[Layout dataset records]
══════════════════════════════
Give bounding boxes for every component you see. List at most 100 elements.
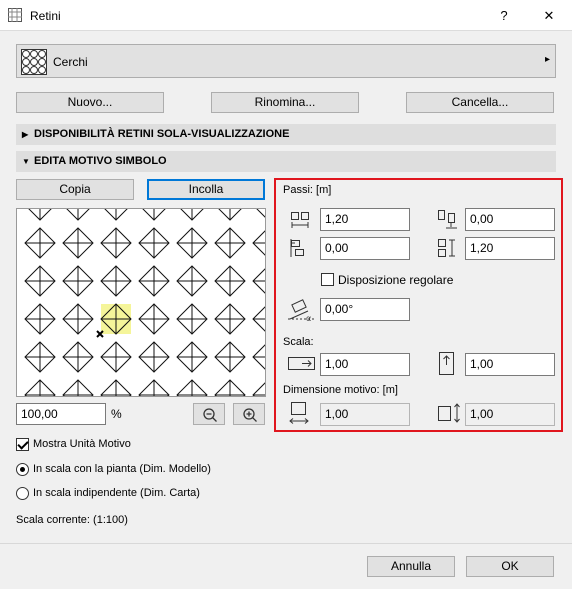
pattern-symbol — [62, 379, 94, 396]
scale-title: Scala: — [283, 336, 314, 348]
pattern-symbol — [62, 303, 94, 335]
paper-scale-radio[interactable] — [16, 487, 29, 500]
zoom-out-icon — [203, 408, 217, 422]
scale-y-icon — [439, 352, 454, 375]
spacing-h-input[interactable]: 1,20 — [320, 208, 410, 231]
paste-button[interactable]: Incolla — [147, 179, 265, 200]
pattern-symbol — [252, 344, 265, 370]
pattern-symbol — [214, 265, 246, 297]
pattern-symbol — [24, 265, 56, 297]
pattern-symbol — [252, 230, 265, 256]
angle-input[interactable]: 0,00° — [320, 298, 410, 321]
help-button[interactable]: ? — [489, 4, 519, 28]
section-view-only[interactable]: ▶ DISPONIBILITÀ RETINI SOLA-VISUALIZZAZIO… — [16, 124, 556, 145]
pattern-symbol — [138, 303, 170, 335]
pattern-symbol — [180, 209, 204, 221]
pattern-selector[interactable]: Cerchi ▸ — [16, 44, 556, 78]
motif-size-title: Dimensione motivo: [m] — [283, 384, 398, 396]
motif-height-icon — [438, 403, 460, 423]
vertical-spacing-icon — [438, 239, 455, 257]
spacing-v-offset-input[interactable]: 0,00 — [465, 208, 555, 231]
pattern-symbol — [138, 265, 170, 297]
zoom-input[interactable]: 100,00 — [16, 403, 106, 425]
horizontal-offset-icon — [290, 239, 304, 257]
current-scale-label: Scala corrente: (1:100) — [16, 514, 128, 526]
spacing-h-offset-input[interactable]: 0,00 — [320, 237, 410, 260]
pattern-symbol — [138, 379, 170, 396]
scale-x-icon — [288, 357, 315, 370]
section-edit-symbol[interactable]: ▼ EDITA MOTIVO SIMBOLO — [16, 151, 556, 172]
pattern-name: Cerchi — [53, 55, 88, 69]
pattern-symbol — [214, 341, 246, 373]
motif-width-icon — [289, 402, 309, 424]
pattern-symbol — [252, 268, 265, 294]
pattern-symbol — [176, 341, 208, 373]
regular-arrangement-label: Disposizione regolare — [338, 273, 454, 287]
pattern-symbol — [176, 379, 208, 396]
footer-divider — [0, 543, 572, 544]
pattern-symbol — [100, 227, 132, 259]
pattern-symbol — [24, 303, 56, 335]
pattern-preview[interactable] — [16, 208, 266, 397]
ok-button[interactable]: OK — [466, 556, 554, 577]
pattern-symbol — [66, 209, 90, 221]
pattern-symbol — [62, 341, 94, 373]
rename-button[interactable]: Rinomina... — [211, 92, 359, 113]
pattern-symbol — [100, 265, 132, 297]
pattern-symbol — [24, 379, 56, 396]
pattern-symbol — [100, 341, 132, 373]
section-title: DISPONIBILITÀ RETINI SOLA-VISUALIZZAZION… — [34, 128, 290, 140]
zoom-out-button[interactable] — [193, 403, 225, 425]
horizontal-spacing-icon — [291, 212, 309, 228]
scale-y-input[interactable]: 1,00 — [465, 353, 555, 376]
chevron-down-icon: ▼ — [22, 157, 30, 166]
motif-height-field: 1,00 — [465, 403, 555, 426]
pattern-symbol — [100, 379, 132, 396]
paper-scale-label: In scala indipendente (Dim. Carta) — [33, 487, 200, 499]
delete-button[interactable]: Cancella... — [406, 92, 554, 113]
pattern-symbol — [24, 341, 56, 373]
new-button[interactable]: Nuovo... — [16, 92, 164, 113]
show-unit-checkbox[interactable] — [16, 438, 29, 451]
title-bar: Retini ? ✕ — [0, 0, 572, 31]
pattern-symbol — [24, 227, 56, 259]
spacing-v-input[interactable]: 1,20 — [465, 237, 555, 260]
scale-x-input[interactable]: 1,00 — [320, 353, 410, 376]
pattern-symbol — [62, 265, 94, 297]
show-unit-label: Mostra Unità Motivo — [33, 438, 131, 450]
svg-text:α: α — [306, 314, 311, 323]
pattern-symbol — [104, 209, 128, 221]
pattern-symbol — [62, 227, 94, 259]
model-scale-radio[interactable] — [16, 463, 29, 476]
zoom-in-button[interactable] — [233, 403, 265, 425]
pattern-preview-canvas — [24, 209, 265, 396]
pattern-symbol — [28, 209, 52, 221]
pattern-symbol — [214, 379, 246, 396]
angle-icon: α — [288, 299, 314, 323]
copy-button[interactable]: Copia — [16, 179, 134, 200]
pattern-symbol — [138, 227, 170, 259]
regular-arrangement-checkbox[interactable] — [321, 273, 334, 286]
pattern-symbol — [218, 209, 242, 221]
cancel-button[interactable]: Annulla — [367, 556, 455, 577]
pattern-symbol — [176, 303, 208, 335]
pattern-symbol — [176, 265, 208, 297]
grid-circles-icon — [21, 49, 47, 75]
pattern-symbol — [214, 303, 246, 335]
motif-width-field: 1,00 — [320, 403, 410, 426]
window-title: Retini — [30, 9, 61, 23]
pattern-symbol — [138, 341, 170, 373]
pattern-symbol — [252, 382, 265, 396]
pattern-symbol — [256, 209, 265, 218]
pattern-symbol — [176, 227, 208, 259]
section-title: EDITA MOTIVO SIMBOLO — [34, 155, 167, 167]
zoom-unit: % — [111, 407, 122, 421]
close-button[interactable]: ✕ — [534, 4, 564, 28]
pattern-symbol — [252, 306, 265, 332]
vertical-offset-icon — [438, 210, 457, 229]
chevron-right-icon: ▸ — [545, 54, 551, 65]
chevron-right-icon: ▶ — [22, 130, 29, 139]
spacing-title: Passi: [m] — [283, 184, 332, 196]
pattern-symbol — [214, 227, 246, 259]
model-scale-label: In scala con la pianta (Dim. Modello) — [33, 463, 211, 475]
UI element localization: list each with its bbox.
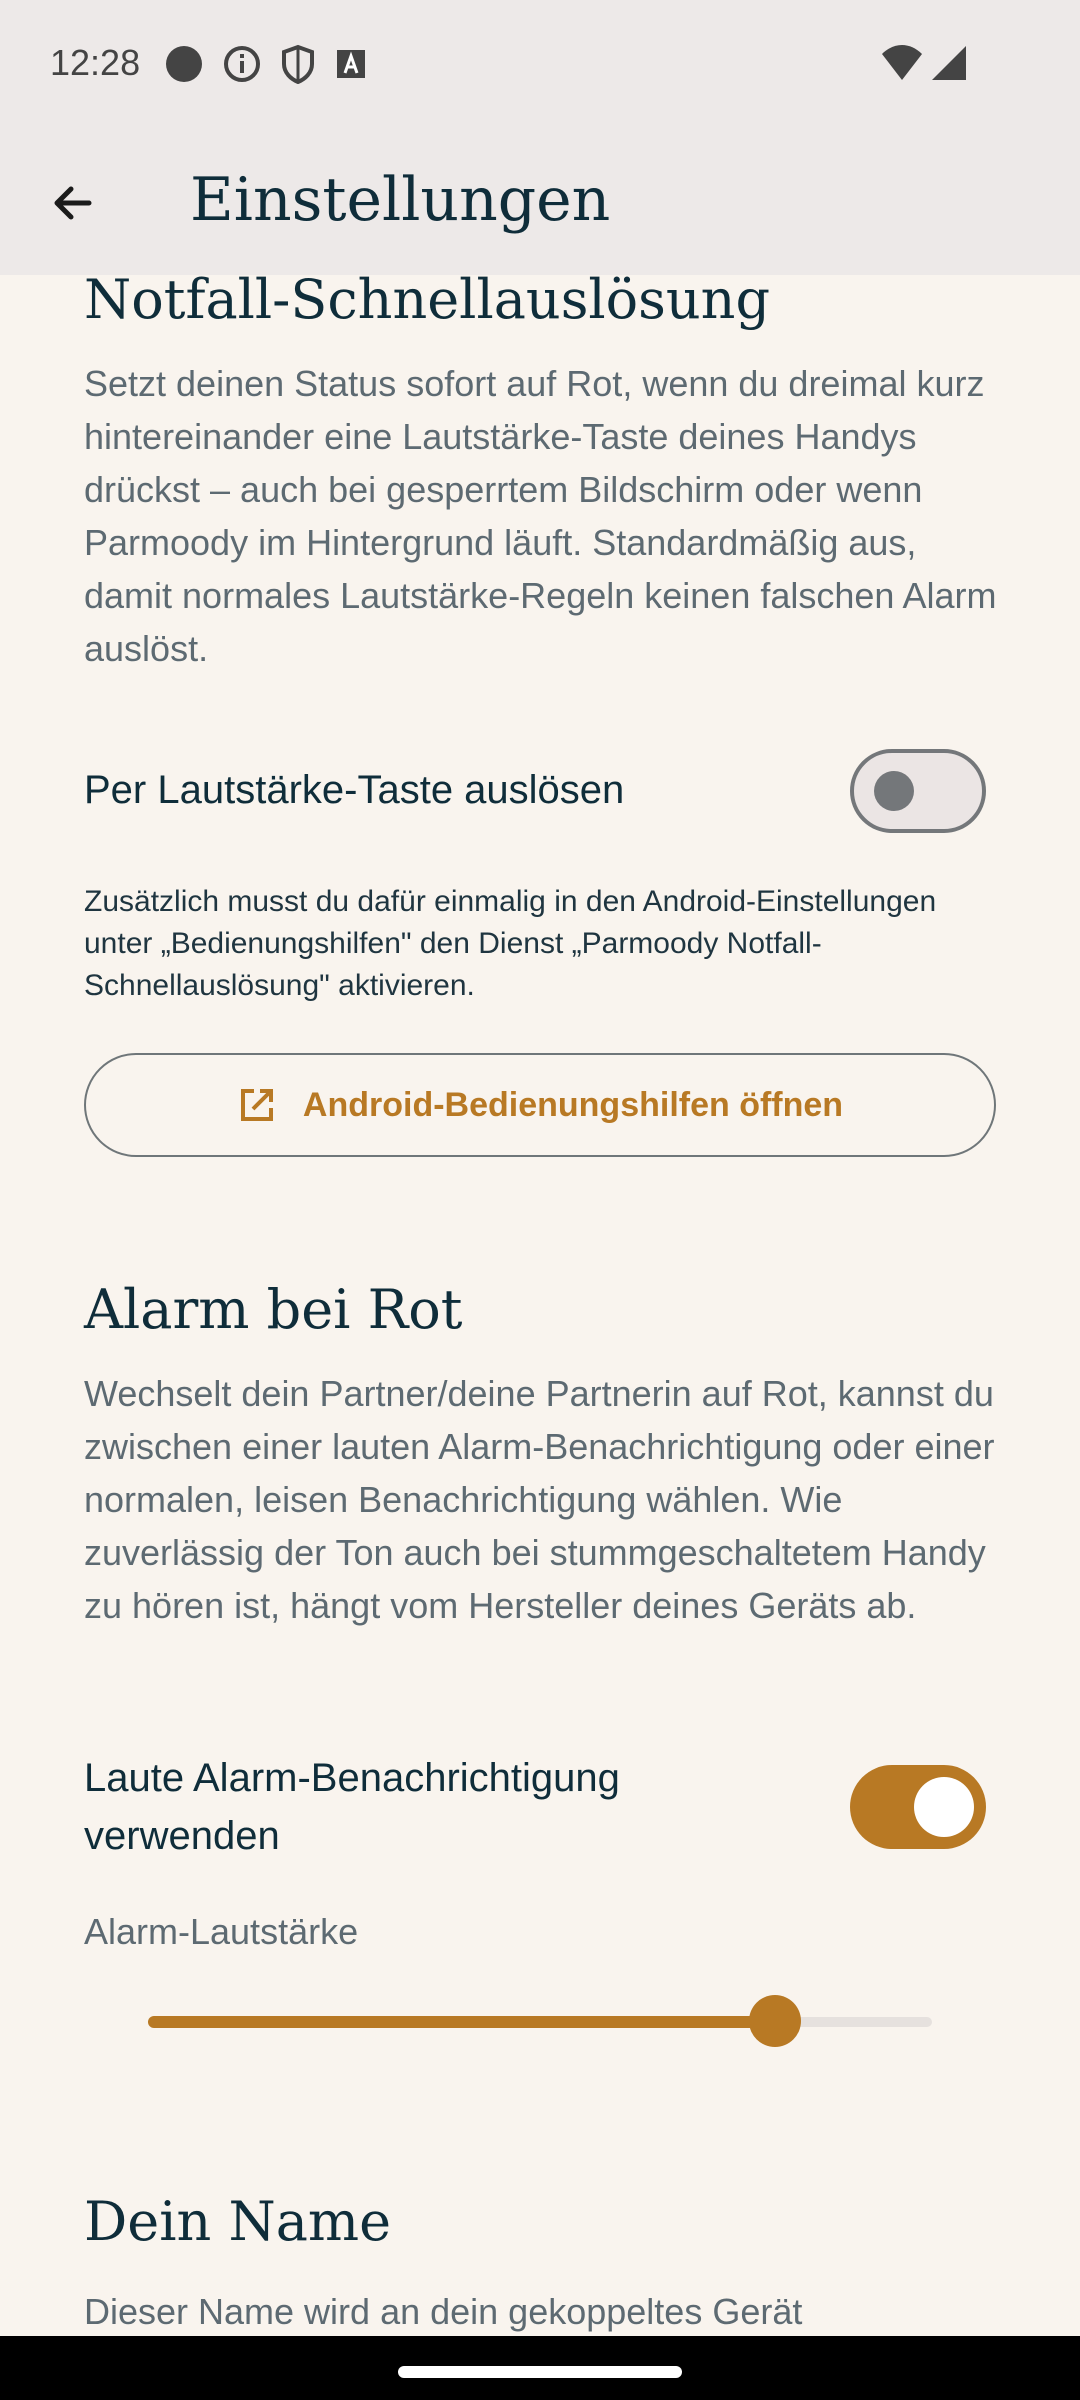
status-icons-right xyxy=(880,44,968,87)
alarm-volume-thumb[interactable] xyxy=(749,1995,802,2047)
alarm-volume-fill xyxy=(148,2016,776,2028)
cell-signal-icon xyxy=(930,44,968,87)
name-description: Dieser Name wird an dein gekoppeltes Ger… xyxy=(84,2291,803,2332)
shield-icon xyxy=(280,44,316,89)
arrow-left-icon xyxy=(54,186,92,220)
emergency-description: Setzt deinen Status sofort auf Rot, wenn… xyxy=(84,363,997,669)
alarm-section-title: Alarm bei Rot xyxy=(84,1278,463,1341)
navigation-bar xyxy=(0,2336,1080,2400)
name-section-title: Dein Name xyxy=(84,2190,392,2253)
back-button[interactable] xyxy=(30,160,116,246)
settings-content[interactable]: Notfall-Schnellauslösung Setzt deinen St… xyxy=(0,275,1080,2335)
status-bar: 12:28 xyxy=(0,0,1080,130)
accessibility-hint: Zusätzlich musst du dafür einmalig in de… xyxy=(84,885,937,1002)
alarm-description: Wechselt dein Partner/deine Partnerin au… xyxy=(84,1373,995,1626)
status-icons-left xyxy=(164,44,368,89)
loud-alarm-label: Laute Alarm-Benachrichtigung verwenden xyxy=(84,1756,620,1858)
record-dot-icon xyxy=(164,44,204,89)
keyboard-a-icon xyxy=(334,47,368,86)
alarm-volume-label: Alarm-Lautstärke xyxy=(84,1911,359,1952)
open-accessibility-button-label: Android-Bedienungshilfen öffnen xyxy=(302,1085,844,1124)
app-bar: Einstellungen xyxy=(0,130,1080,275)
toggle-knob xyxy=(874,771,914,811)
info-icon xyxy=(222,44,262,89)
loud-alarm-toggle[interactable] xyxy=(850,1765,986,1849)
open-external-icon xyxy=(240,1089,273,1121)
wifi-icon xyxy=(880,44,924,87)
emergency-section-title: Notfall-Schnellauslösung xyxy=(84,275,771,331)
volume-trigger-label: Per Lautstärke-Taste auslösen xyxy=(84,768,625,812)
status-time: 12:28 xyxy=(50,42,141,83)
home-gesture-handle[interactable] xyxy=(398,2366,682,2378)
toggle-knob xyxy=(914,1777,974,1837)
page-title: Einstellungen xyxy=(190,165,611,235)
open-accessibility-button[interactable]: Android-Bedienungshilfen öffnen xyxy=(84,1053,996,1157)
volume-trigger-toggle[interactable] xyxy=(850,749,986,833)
══════════════════════════════
### Task details
Copy without alteration the lines of the records between the line containing "pattern-symbol — [62, 379, 94, 396]" and the line containing "section-view-only[interactable]: ▶ DISPONIBILITÀ", inclusive.

### Task answer
pattern-symbol — [62, 379, 94, 396]
scale-title: Scala: — [283, 336, 314, 348]
pattern-symbol — [62, 303, 94, 335]
paper-scale-radio[interactable] — [16, 487, 29, 500]
zoom-out-icon — [203, 408, 217, 422]
scale-y-icon — [439, 352, 454, 375]
spacing-h-input[interactable]: 1,20 — [320, 208, 410, 231]
paste-button[interactable]: Incolla — [147, 179, 265, 200]
pattern-symbol — [252, 344, 265, 370]
pattern-symbol — [214, 265, 246, 297]
pattern-symbol — [24, 265, 56, 297]
pattern-symbol — [252, 230, 265, 256]
angle-input[interactable]: 0,00° — [320, 298, 410, 321]
help-button[interactable]: ? — [489, 4, 519, 28]
section-view-only[interactable]: ▶ DISPONIBILITÀ RETINI SOLA-VISUALIZZAZIO… — [16, 124, 556, 145]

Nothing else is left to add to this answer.